### THE EXERCISE
Extract every record, keeping each one exactly as it is.

### MATERIAL TO PROCESS
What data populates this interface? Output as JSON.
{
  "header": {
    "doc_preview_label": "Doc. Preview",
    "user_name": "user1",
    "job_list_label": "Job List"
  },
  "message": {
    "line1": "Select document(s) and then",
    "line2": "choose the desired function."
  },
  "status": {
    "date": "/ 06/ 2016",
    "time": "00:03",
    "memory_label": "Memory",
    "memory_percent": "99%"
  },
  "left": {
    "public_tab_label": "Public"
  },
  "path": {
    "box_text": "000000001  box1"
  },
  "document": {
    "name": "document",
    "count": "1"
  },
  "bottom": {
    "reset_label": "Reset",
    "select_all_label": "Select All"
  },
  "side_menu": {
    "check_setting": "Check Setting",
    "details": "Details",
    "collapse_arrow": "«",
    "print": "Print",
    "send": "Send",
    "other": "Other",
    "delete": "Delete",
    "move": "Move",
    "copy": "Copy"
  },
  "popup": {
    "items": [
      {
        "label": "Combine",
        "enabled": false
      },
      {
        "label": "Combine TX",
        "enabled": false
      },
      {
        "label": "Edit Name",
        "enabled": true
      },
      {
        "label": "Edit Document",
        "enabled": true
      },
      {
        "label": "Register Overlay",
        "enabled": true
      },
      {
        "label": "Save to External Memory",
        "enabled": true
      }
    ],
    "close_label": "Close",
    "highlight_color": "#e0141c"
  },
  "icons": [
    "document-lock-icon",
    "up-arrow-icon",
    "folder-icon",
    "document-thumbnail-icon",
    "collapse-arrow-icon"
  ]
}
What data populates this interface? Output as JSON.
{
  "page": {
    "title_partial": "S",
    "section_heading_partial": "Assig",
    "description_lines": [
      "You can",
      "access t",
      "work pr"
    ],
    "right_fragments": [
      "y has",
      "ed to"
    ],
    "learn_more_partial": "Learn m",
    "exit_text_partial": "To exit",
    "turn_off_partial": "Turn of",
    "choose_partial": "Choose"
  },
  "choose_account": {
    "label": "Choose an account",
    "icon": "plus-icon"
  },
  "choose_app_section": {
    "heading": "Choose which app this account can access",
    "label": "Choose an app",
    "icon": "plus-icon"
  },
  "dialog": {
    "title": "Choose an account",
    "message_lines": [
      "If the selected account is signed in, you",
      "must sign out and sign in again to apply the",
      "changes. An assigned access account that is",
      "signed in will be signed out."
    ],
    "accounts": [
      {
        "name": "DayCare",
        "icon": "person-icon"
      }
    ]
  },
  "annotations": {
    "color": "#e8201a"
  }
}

### EXERCISE RESULT
What data populates this interface? Output as JSON.
{
  "header": {
    "doc_preview_label": "Doc. Preview",
    "user_name": "user1",
    "job_list_label": "Job List"
  },
  "message": {
    "line1": "Select document(s) and then",
    "line2": "choose the desired function."
  },
  "status": {
    "date": "/ 06/ 2016",
    "time": "00:03",
    "memory_label": "Memory",
    "memory_percent": "99%"
  },
  "left": {
    "public_tab_label": "Public"
  },
  "path": {
    "box_text": "000000001  box1"
  },
  "document": {
    "name": "document",
    "count": "1"
  },
  "bottom": {
    "reset_label": "Reset",
    "select_all_label": "Select All"
  },
  "side_menu": {
    "check_setting": "Check Setting",
    "details": "Details",
    "collapse_arrow": "«",
    "print": "Print",
    "send": "Send",
    "other": "Other",
    "delete": "Delete",
    "move": "Move",
    "copy": "Copy"
  },
  "popup": {
    "items": [
      {
        "label": "Combine",
        "enabled": false
      },
      {
        "label": "Combine TX",
        "enabled": false
      },
      {
        "label": "Edit Name",
        "enabled": true
      },
      {
        "label": "Edit Document",
        "enabled": true
      },
      {
        "label": "Register Overlay",
        "enabled": true
      },
      {
        "label": "Save to External Memory",
        "enabled": true
      }
    ],
    "close_label": "Close",
    "highlight_color": "#e0141c"
  },
  "icons": [
    "document-lock-icon",
    "up-arrow-icon",
    "folder-icon",
    "document-thumbnail-icon",
    "collapse-arrow-icon"
  ]
}
What data populates this interface? Output as JSON.
{
  "page": {
    "title_partial": "S",
    "section_heading_partial": "Assig",
    "description_lines": [
      "You can",
      "access t",
      "work pr"
    ],
    "right_fragments": [
      "y has",
      "ed to"
    ],
    "learn_more_partial": "Learn m",
    "exit_text_partial": "To exit",
    "turn_off_partial": "Turn of",
    "choose_partial": "Choose"
  },
  "choose_account": {
    "label": "Choose an account",
    "icon": "plus-icon"
  },
  "choose_app_section": {
    "heading": "Choose which app this account can access",
    "label": "Choose an app",
    "icon": "plus-icon"
  },
  "dialog": {
    "title": "Choose an account",
    "message_lines": [
      "If the selected account is signed in, you",
      "must sign out and sign in again to apply the",
      "changes. An assigned access account that is",
      "signed in will be signed out."
    ],
    "accounts": [
      {
        "name": "DayCare",
        "icon": "person-icon"
      }
    ]
  },
  "annotations": {
    "color": "#e8201a"
  }
}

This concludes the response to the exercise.